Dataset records
Begin

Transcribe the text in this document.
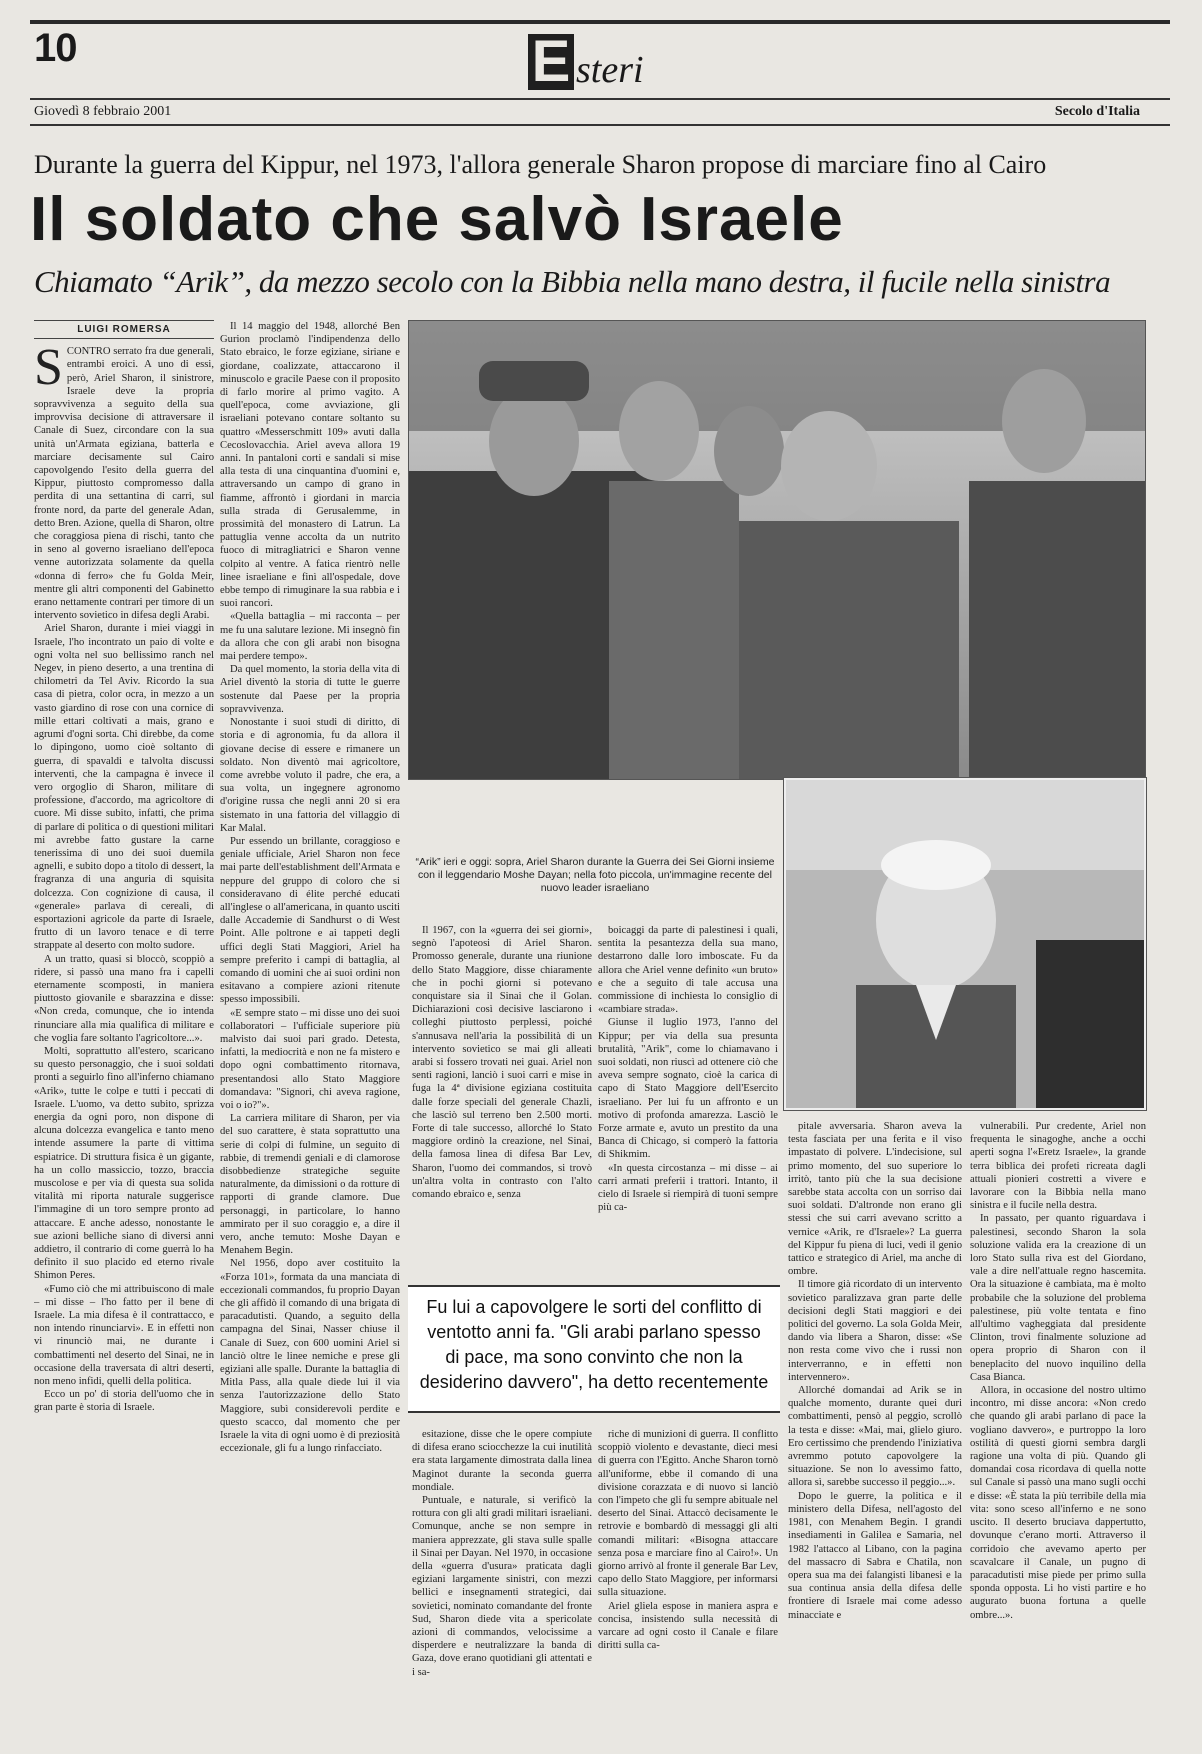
10	E steri
Giovedì 8 febbraio 2001	Secolo d'Italia
Durante la guerra del Kippur, nel 1973, l'allora generale Sharon propose di marciare fino al Cairo
Il soldato che salvò Israele
Chiamato “Arik”, da mezzo secolo con la Bibbia nella mano destra, il fucile nella sinistra
LUIGI ROMERSA

SCONTRO serrato fra due generali, entrambi eroici. A uno di essi, però, Ariel Sharon, il sinistrore, Israele deve la propria sopravvivenza a seguito della sua improvvisa decisione di attraversare il Canale di Suez, circondare con la sua unità un'Armata egiziana, batterla e marciare decisamente sul Cairo capovolgendo l'esito della guerra del Kippur, piuttosto compromesso dalla perdita di una settantina di carri, sul fronte nord, da parte del generale Adan, detto Bren. Azione, quella di Sharon, oltre che coraggiosa piena di rischi, tanto che in seno al governo israeliano dell'epoca venne autorizzata solamente da quella «donna di ferro» che fu Golda Meir, mentre gli altri componenti del Gabinetto erano nettamente contrari per timore di un intervento sovietico in difesa degli Arabi.

Ariel Sharon, durante i miei viaggi in Israele, l'ho incontrato un paio di volte e ogni volta nel suo bellissimo ranch nel Negev, in pieno deserto, a una trentina di chilometri da Tel Aviv. Ricordo la sua casa di pietra, color ocra, in mezzo a un vasto giardino di rose con una cornice di mille ettari coltivati a mais, grano e agrumi d'ogni sorta. Chi direbbe, da come lo dipingono, uomo cioè soltanto di guerra, di spavaldi e talvolta discussi interventi, che la campagna è invece il vero orgoglio di Sharon, militare di professione, d'accordo, ma agricoltore di cuore. Mi disse subito, infatti, che prima di parlare di politica o di questioni militari mi avrebbe fatto gustare la carne tenerissima di uno dei suoi duemila agnelli, e subito dopo a titolo di dessert, la fragranza di una anguria di squisita dolcezza. Con cognizione di causa, il «generale» parlava di cereali, di esportazioni agricole da parte di Israele, frutto di un lavoro tenace e di terre strappate al deserto con molto sudore.

A un tratto, quasi si bloccò, scoppiò a ridere, si passò una mano fra i capelli eternamente scomposti, in maniera piuttosto giovanile e sbarazzina e disse: «Non creda, comunque, che io intenda rinunciare alla mia qualifica di militare e che voglia fare soltanto l'agricoltore...».

Molti, soprattutto all'estero, scaricano su questo personaggio, che i suoi soldati pronti a seguirlo fino all'inferno chiamano «Arik», tutte le colpe e tutti i peccati di Israele. L'uomo, va detto subito, sprizza energia da ogni poro, non dispone di alcuna dolcezza evangelica e tanto meno intende assumere la parte di vittima espiatrice. Di struttura fisica è un gigante, ha un collo massiccio, tozzo, braccia muscolose e per via di questa sua solida vitalità mi riporta naturale suggerisce l'immagine di un toro sempre pronto ad attaccare. E anche adesso, nonostante le sue azioni belliche siano di diversi anni addietro, il contrario di come guerrà lo ha definito il suo placido ed eterno rivale Shimon Peres.

«Fumo ciò che mi attribuiscono di male – mi disse – l'ho fatto per il bene di Israele. La mia difesa è il contrattacco, e non intendo rinunciarvi». E in effetti non vi rinunciò mai, ne durante i combattimenti nel deserto del Sinai, ne in occasione della traversata di altri deserti, non meno infidi, quelli della politica.

Ecco un po' di storia dell'uomo che in gran parte è storia di Israele.

Il 14 maggio del 1948, allorché Ben Gurion proclamò l'indipendenza dello Stato ebraico, le forze egiziane, siriane e giordane, coalizzate, attaccarono il minuscolo e gracile Paese con il proposito di farlo morire al primo vagito. A quell'epoca, come avviazione, gli israeliani potevano contare soltanto su quattro «Messerschmitt 109» avuti dalla Cecoslovacchia. Ariel aveva allora 19 anni. In pantaloni corti e sandali si mise alla testa di una cinquantina d'uomini e, attraversando un campo di grano in fiamme, affrontò i giordani in marcia sulla strada di Gerusalemme, in prossimità del monastero di Latrun. La pattuglia venne accolta da un nutrito fuoco di mitragliatrici e Sharon venne colpito al ventre. A fatica rientrò nelle linee israeliane e finì all'ospedale, dove ebbe tempo di rimuginare la sua rabbia e i suoi rancori.

«Quella battaglia – mi racconta – per me fu una salutare lezione. Mi insegnò fin da allora che con gli arabi non bisogna mai perdere tempo».

Da quel momento, la storia della vita di Ariel diventò la storia di tutte le guerre sostenute dal Paese per la propria sopravvivenza.

Nonostante i suoi studi di diritto, di storia e di agronomia, fu da allora il giovane decise di essere e rimanere un soldato. Non diventò mai agricoltore, come avrebbe voluto il padre, che era, a sua volta, un ingegnere agronomo d'origine russa che negli anni 20 si era sistemato in una fattoria del villaggio di Kar Malal.

Pur essendo un brillante, coraggioso e geniale ufficiale, Ariel Sharon non fece mai parte dell'establishment dell'Armata e neppure del gruppo di coloro che si consideravano di élite perché educati all'inglese o all'americana, in quanto usciti dalle Accademie di Sandhurst o di West Point. Alle poltrone e ai tappeti degli uffici degli Stati Maggiori, Ariel ha sempre preferito i campi di battaglia, al comando di uomini che ai suoi ordini non esitavano a compiere azioni ritenute spesso impossibili.

«E sempre stato – mi disse uno dei suoi collaboratori – l'ufficiale superiore più malvisto dai suoi pari grado. Detesta, infatti, la mediocrità e non ne fa mistero e dopo ogni combattimento ritornava, presentandosi allo Stato Maggiore domandava: "Signori, chi aveva ragione, voi o io?"».

La carriera militare di Sharon, per via del suo carattere, è stata soprattutto una serie di colpi di fulmine, un seguito di rabbie, di tremendi geniali e di clamorose disobbedienze strategiche seguite naturalmente, da dimissioni o da rotture di rapporti di grande clamore. Due personaggi, in particolare, lo hanno ammirato per il suo coraggio e, a dire il vero, anche temuto: Moshe Dayan e Menahem Begin.

Nel 1956, dopo aver costituito la «Forza 101», formata da una manciata di eccezionali commandos, fu proprio Dayan che gli affidò il comando di una brigata di paracadutisti. Quando, a seguito della campagna del Sinai, Nasser chiuse il Canale di Suez, con 600 uomini Ariel si lanciò oltre le linee nemiche e prese gli egiziani alle spalle. Durante la battaglia di Mitla Pass, alla quale diede lui il via senza l'autorizzazione dello Stato Maggiore, subì considerevoli perdite e questo scacco, dal momento che per Israele la vita di ogni uomo è di preziosità eccezionale, gli fu a lungo rinfacciato.

“Arik” ieri e oggi: sopra, Ariel Sharon durante la Guerra dei Sei Giorni insieme con il leggendario Moshe Dayan; nella foto piccola, un'immagine recente del nuovo leader israeliano

Il 1967, con la «guerra dei sei giorni», segnò l'apoteosi di Ariel Sharon. Promosso generale, durante una riunione dello Stato Maggiore, disse chiaramente che in pochi giorni si potevano conquistare sia il Sinai che il Golan. Dichiarazioni così decisive lasciarono i colleghi piuttosto perplessi, poiché s'annusava nell'aria la possibilità di un intervento sovietico se mai gli alleati arabi si fossero trovati nei guai. Ariel non sentì ragioni, lanciò i suoi carri e mise in fuga la 4ª divisione egiziana costituita dalle forze speciali del generale Chazli, che lasciò sul terreno ben 2.500 morti. Forte di tale successo, allorché lo Stato maggiore ordinò la creazione, nel Sinai, della famosa linea di difesa Bar Lev, Sharon, l'uomo dei commandos, si trovò un'altra volta in contrasto con l'alto comando ebraico e, senza

boicaggi da parte di palestinesi i quali, sentita la pesantezza della sua mano, destarrono dalle loro imboscate. Fu da allora che Ariel venne definito «un bruto» e che a seguito di tale accusa una commissione di inchiesta lo consiglio di «cambiare strada».

Giunse il luglio 1973, l'anno del Kippur; per via della sua presunta brutalità, "Arik", come lo chiamavano i suoi soldati, non riuscì ad ottenere ciò che aveva sempre sognato, cioè la carica di capo di Stato Maggiore dell'Esercito israeliano. Per lui fu un affronto e un motivo di profonda amarezza. Lasciò le Forze armate e, avuto un prestito da una Banca di Chicago, si comperò la fattoria di Shikmim.

«In questa circostanza – mi disse – ai carri armati preferii i trattori. Intanto, il cielo di Israele si riempirà di tuoni sempre più ca-

Fu lui a capovolgere le sorti del conflitto di ventotto anni fa. "Gli arabi parlano spesso di pace, ma sono convinto che non la desiderino davvero", ha detto recentemente

esitazione, disse che le opere compiute di difesa erano sciocchezze la cui inutilità era stata largamente dimostrata dalla linea Maginot durante la seconda guerra mondiale.

Puntuale, e naturale, si verificò la rottura con gli alti gradi militari israeliani. Comunque, anche se non sempre in maniera apprezzate, gli stava sulle spalle il Sinai per Dayan. Nel 1970, in occasione della «guerra d'usura» praticata dagli egiziani largamente sinistri, con mezzi bellici e insegnamenti strategici, dai sovietici, nominato comandante del fronte Sud, Sharon diede vita a spericolate azioni di commandos, velocissime a disperdere e neutralizzare la banda di Gaza, dove erano quotidiani gli attentati e i sa-

riche di munizioni di guerra. Il conflitto scoppiò violento e devastante, dieci mesi di guerra con l'Egitto. Anche Sharon tornò all'uniforme, ebbe il comando di una divisione corazzata e di nuovo si lanciò con l'impeto che gli fu sempre abituale nel deserto del Sinai. Attaccò decisamente le retrovie e bombardò di messaggi gli alti comandi militari: «Bisogna attaccare senza posa e marciare fino al Cairo!». Un giorno arrivò al fronte il generale Bar Lev, capo dello Stato Maggiore, per informarsi sulla situazione.

Ariel gliela espose in maniera aspra e concisa, insistendo sulla necessità di varcare ad ogni costo il Canale e filare diritti sulla ca-

pitale avversaria. Sharon aveva la testa fasciata per una ferita e il viso impastato di polvere. L'indecisione, sul primo momento, del suo superiore lo irritò, tanto più che la sua decisione sarebbe stata accolta con un sorriso dai suoi soldati. D'altronde non erano gli stessi che sui carri avevano scritto a vernice «Arik, re d'Israele»? La guerra del Kippur fu piena di luci, vedi il genio tattico e strategico di Ariel, ma anche di ombre.

Il timore già ricordato di un intervento sovietico paralizzava gran parte delle decisioni degli Stati maggiori e dei politici del governo. La sola Golda Meir, dando via libera a Sharon, disse: «Se non resta come vivo che i russi non interverranno, e in effetti non intervennero».

Allorché domandai ad Arik se in qualche momento, durante quei duri combattimenti, pensò al peggio, scrollò la testa e disse: «Mai, mai, glielo giuro. Ero certissimo che prendendo l'iniziativa avremmo potuto capovolgere la situazione. Se non lo avessimo fatto, allora sì, sarebbe successo il peggio...».

Dopo le guerre, la politica e il ministero della Difesa, nell'agosto del 1981, con Menahem Begin. I grandi insediamenti in Galilea e Samaria, nel 1982 l'attacco al Libano, con la pagina del massacro di Sabra e Chatila, non opera sua ma dei falangisti libanesi e la sua continua ansia della difesa delle frontiere di Israele mai come adesso minacciate e

vulnerabili. Pur credente, Ariel non frequenta le sinagoghe, anche a occhi aperti sogna l'«Eretz Israele», la grande terra biblica dei profeti ricreata dagli attuali pionieri costretti a vivere e lavorare con la Bibbia nella mano sinistra e il fucile nella destra.

In passato, per quanto riguardava i palestinesi, secondo Sharon la sola soluzione valida era la creazione di un loro Stato sulla riva est del Giordano, vale a dire nell'attuale regno hascemita. Ora la situazione è cambiata, ma è molto probabile che la soluzione del problema palestinese, più volte tentata e fino all'ultimo vagheggiata dal presidente Clinton, trovi finalmente soluzione ad opera proprio di Sharon con il beneplacito del nuovo inquilino della Casa Bianca.

Allora, in occasione del nostro ultimo incontro, mi disse ancora: «Non credo che quando gli arabi parlano di pace la vogliano davvero», e purtroppo la loro ostilità di questi giorni sembra dargli ragione una volta di più. Quando gli domandai cosa ricordava di quella notte sul Canale si passò una mano sugli occhi e disse: «È stata la più terribile della mia vita: sono sceso all'inferno e ne sono uscito. Il deserto bruciava dappertutto, dovunque c'erano morti. Attraverso il corridoio che avevamo aperto per scavalcare il Canale, un pugno di paracadutisti mise piede per primo sulla sponda opposta. Li ho visti partire e ho augurato buona fortuna a quelle ombre...».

End

• [Exercise brief]:
Only the count is wanted: report how many lines of the material above hold the word "occhi".

• [Solved exercise]:
2